Description of the task:
Copy every line of the data exactly, leaving nothing out.

Data to use:
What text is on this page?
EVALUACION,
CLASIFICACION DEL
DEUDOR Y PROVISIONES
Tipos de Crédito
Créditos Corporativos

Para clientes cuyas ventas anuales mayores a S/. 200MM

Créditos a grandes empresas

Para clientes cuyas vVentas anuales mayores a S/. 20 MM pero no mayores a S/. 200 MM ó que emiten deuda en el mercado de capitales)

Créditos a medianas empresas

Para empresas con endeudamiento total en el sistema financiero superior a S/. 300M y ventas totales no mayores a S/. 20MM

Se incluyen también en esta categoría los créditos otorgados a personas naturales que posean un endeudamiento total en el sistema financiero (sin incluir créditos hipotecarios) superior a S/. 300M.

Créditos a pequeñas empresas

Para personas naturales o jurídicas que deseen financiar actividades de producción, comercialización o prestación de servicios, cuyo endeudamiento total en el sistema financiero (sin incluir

Task output:
What text is on this page?
EVALUACION,
CLASIFICACION DEL
DEUDOR Y PROVISIONES
Tipos de Crédito
Créditos Corporativos

Para clientes cuyas ventas anuales mayores a S/. 200MM

Créditos a grandes empresas

Para clientes cuyas vVentas anuales mayores a S/. 20 MM pero no mayores a S/. 200 MM ó que emiten deuda en el mercado de capitales)

Créditos a medianas empresas

Para empresas con endeudamiento total en el sistema financiero superior a S/. 300M y ventas totales no mayores a S/. 20MM

Se incluyen también en esta categoría los créditos otorgados a personas naturales que posean un endeudamiento total en el sistema financiero (sin incluir créditos hipotecarios) superior a S/. 300M.

Créditos a pequeñas empresas

Para personas naturales o jurídicas que deseen financiar actividades de producción, comercialización o prestación de servicios, cuyo endeudamiento total en el sistema financiero (sin incluir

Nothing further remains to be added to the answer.